BRIEF:
Copy exactly the lines of the records below, starting at the line that contains "Enumerate this screenshot's" and continuing through the last line, both included; omit any pictures.

SOURCE RECORDS:
○ ○ ○ ○ ○ ○ ○
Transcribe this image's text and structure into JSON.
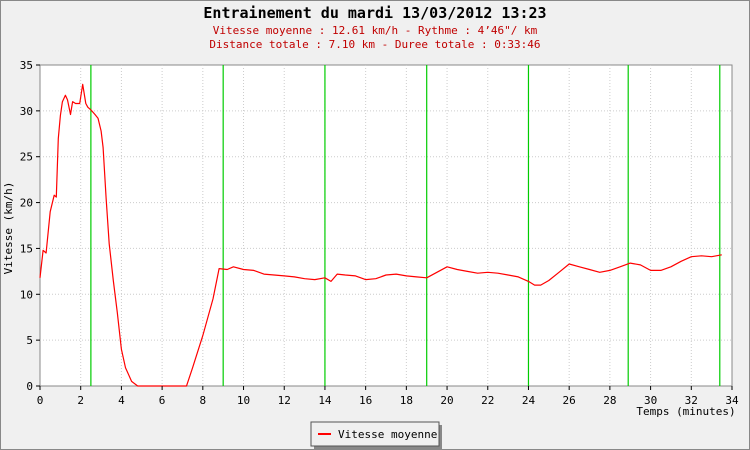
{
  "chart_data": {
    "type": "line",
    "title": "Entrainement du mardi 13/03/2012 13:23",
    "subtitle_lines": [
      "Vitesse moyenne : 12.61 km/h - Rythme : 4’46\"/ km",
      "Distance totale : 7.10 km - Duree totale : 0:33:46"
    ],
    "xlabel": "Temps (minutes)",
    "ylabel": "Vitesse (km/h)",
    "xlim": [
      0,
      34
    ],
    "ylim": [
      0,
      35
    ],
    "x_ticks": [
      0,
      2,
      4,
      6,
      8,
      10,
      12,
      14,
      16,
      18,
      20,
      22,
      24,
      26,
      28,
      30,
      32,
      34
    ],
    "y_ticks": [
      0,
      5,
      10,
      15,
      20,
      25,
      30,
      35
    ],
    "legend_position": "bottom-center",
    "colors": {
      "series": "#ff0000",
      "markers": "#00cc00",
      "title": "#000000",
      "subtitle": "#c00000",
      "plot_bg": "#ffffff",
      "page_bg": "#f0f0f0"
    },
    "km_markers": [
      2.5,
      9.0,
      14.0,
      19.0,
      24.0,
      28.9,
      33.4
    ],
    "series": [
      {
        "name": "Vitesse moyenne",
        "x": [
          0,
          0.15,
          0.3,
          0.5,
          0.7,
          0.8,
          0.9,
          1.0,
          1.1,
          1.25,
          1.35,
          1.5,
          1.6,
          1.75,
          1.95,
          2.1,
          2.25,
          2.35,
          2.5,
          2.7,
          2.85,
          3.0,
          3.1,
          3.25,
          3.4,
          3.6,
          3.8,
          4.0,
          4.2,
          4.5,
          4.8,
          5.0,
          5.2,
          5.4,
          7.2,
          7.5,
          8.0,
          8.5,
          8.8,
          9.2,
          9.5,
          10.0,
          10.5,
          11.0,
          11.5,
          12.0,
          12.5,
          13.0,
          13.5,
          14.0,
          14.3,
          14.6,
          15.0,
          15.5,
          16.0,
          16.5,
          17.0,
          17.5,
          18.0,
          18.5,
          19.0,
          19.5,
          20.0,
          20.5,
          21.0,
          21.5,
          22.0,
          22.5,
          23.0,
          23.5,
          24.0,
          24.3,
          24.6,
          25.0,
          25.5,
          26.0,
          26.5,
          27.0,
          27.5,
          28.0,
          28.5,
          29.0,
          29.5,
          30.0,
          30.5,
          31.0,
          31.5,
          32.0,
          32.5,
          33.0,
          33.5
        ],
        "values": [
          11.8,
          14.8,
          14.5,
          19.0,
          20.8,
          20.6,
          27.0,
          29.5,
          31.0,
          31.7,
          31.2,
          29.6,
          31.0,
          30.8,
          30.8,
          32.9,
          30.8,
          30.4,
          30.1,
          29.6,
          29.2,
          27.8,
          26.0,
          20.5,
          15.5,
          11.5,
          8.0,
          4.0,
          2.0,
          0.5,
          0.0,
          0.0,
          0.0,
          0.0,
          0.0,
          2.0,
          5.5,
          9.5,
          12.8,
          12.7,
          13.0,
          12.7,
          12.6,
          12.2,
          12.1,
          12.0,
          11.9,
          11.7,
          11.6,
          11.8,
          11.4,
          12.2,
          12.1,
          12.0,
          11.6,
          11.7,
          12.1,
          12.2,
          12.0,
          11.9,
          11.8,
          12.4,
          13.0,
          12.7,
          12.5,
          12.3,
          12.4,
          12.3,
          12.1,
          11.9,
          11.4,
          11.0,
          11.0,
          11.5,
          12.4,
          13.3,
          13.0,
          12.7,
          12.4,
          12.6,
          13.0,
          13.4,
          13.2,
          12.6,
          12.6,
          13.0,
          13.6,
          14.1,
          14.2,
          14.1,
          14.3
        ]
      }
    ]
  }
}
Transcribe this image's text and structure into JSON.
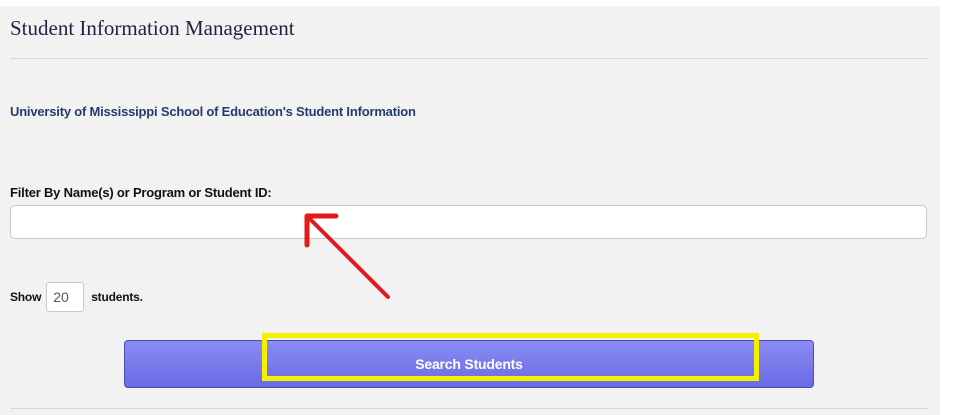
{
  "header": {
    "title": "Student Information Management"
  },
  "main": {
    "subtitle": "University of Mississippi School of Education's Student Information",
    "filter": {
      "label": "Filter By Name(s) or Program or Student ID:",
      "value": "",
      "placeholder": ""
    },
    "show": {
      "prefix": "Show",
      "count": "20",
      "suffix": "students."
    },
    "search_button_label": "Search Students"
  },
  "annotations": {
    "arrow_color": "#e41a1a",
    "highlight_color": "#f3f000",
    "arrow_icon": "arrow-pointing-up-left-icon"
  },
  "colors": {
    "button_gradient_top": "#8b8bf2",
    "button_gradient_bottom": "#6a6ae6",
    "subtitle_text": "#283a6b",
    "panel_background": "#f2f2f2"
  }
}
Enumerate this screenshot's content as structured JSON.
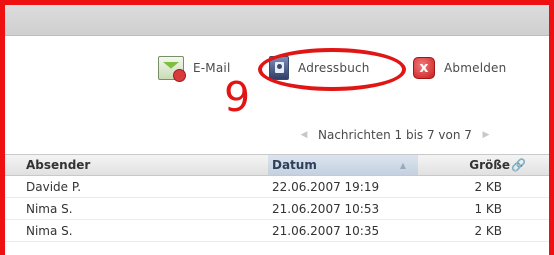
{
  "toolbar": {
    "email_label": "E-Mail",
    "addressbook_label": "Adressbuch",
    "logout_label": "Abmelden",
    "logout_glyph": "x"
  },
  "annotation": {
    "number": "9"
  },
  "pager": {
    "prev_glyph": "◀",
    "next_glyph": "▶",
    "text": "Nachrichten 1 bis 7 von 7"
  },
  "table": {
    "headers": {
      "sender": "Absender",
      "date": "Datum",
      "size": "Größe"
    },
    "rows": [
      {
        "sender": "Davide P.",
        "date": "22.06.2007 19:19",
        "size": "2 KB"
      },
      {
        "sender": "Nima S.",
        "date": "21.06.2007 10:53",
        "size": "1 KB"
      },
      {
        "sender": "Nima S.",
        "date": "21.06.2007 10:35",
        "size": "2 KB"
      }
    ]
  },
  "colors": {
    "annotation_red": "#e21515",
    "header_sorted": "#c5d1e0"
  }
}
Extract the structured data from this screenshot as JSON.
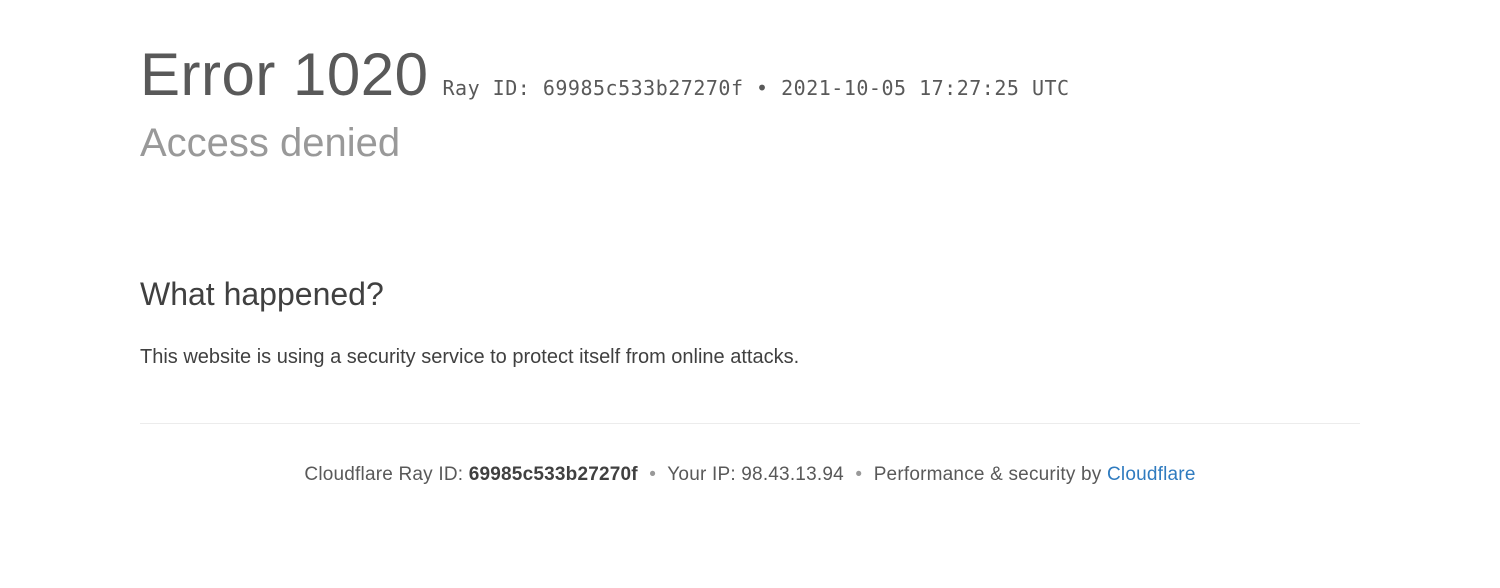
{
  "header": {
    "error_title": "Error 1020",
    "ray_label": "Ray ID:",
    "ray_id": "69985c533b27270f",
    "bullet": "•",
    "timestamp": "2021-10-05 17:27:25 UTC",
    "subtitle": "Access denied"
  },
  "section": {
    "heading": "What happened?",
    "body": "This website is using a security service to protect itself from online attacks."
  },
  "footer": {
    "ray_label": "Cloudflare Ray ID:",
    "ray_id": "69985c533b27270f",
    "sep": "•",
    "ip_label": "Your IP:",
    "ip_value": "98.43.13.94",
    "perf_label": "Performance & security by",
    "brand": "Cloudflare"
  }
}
○ ○ ○ ○ ○ ○ ○
RESPONSE TO THIS EXERCISE:
Enumerate this screenshot's content as structured JSON.
{
  "toolbar": {
    "email_label": "E-Mail",
    "addressbook_label": "Adressbuch",
    "logout_label": "Abmelden",
    "logout_glyph": "x"
  },
  "annotation": {
    "number": "9"
  },
  "pager": {
    "prev_glyph": "◀",
    "next_glyph": "▶",
    "text": "Nachrichten 1 bis 7 von 7"
  },
  "table": {
    "headers": {
      "sender": "Absender",
      "date": "Datum",
      "size": "Größe"
    },
    "rows": [
      {
        "sender": "Davide P.",
        "date": "22.06.2007 19:19",
        "size": "2 KB"
      },
      {
        "sender": "Nima S.",
        "date": "21.06.2007 10:53",
        "size": "1 KB"
      },
      {
        "sender": "Nima S.",
        "date": "21.06.2007 10:35",
        "size": "2 KB"
      }
    ]
  },
  "colors": {
    "annotation_red": "#e21515",
    "header_sorted": "#c5d1e0"
  }
}
Extract the structured data from this screenshot as JSON.
{
  "header": {
    "error_title": "Error 1020",
    "ray_label": "Ray ID:",
    "ray_id": "69985c533b27270f",
    "bullet": "•",
    "timestamp": "2021-10-05 17:27:25 UTC",
    "subtitle": "Access denied"
  },
  "section": {
    "heading": "What happened?",
    "body": "This website is using a security service to protect itself from online attacks."
  },
  "footer": {
    "ray_label": "Cloudflare Ray ID:",
    "ray_id": "69985c533b27270f",
    "sep": "•",
    "ip_label": "Your IP:",
    "ip_value": "98.43.13.94",
    "perf_label": "Performance & security by",
    "brand": "Cloudflare"
  }
}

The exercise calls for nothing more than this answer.